▶ **Exercise directions**
Return nothing but the lines from the line containing "Type out the text in this image." through the last line of the records, reproduced exactly.

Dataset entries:
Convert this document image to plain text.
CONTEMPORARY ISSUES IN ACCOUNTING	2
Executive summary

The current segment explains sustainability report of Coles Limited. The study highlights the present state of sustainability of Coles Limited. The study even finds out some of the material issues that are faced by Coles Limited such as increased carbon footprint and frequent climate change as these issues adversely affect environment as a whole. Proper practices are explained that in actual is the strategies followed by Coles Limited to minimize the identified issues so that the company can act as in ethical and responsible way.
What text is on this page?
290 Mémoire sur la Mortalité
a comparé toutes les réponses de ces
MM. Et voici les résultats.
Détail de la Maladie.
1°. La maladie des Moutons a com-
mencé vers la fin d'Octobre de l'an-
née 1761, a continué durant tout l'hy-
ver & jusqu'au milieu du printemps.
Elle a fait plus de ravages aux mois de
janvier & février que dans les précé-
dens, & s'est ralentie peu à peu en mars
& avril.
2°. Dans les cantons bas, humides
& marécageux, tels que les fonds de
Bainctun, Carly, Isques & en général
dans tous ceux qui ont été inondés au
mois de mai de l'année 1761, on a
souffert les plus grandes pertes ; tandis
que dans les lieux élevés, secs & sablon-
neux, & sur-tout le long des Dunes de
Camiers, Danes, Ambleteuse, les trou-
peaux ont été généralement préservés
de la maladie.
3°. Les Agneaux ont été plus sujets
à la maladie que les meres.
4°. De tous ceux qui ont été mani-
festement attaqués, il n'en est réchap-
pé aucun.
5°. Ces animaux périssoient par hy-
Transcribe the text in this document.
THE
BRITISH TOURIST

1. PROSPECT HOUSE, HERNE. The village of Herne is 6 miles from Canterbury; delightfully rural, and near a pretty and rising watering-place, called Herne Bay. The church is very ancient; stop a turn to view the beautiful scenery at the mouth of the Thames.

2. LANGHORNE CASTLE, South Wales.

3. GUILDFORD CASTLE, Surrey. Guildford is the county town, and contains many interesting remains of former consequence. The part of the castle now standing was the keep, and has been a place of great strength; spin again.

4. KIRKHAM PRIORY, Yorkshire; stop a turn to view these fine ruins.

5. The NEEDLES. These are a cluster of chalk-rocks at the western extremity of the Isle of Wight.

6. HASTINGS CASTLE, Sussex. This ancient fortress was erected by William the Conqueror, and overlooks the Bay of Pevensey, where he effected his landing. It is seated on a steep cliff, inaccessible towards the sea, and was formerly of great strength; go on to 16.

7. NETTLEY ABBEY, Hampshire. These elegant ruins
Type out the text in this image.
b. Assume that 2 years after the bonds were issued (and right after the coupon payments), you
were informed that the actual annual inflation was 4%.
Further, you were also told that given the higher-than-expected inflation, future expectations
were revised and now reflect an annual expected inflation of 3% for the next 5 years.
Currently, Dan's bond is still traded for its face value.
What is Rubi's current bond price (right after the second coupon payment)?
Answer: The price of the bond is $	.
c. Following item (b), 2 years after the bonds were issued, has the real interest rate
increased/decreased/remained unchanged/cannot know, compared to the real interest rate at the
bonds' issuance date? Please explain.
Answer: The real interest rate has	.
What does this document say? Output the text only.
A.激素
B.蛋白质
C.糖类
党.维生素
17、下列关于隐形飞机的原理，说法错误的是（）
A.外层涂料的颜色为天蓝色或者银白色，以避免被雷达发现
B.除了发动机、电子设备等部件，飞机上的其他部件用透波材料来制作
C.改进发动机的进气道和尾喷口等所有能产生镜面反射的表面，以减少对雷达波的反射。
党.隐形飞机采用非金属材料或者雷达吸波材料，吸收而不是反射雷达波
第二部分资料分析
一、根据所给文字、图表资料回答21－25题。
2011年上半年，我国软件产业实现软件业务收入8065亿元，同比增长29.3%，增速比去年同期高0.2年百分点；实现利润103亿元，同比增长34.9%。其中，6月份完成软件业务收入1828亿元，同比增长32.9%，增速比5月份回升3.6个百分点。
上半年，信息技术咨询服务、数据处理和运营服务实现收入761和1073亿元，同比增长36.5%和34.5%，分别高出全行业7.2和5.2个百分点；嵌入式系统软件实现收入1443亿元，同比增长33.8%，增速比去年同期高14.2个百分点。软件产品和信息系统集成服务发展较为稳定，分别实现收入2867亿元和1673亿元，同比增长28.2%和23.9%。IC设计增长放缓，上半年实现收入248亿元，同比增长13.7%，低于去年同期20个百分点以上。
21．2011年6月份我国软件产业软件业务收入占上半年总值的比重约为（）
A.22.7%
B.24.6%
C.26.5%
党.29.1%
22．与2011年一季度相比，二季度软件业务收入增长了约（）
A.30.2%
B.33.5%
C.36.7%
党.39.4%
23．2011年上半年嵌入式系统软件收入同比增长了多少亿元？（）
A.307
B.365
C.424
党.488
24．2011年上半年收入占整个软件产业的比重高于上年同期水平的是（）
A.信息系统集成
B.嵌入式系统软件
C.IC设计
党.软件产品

▶ **Solution**
Type out the text in this image.
b. Assume that 2 years after the bonds were issued (and right after the coupon payments), you
were informed that the actual annual inflation was 4%.
Further, you were also told that given the higher-than-expected inflation, future expectations
were revised and now reflect an annual expected inflation of 3% for the next 5 years.
Currently, Dan's bond is still traded for its face value.
What is Rubi's current bond price (right after the second coupon payment)?
Answer: The price of the bond is $	.
c. Following item (b), 2 years after the bonds were issued, has the real interest rate
increased/decreased/remained unchanged/cannot know, compared to the real interest rate at the
bonds' issuance date? Please explain.
Answer: The real interest rate has	.
What does this document say? Output the text only.
A.激素
B.蛋白质
C.糖类
党.维生素
17、下列关于隐形飞机的原理，说法错误的是（）
A.外层涂料的颜色为天蓝色或者银白色，以避免被雷达发现
B.除了发动机、电子设备等部件，飞机上的其他部件用透波材料来制作
C.改进发动机的进气道和尾喷口等所有能产生镜面反射的表面，以减少对雷达波的反射。
党.隐形飞机采用非金属材料或者雷达吸波材料，吸收而不是反射雷达波
第二部分资料分析
一、根据所给文字、图表资料回答21－25题。
2011年上半年，我国软件产业实现软件业务收入8065亿元，同比增长29.3%，增速比去年同期高0.2年百分点；实现利润103亿元，同比增长34.9%。其中，6月份完成软件业务收入1828亿元，同比增长32.9%，增速比5月份回升3.6个百分点。
上半年，信息技术咨询服务、数据处理和运营服务实现收入761和1073亿元，同比增长36.5%和34.5%，分别高出全行业7.2和5.2个百分点；嵌入式系统软件实现收入1443亿元，同比增长33.8%，增速比去年同期高14.2个百分点。软件产品和信息系统集成服务发展较为稳定，分别实现收入2867亿元和1673亿元，同比增长28.2%和23.9%。IC设计增长放缓，上半年实现收入248亿元，同比增长13.7%，低于去年同期20个百分点以上。
21．2011年6月份我国软件产业软件业务收入占上半年总值的比重约为（）
A.22.7%
B.24.6%
C.26.5%
党.29.1%
22．与2011年一季度相比，二季度软件业务收入增长了约（）
A.30.2%
B.33.5%
C.36.7%
党.39.4%
23．2011年上半年嵌入式系统软件收入同比增长了多少亿元？（）
A.307
B.365
C.424
党.488
24．2011年上半年收入占整个软件产业的比重高于上年同期水平的是（）
A.信息系统集成
B.嵌入式系统软件
C.IC设计
党.软件产品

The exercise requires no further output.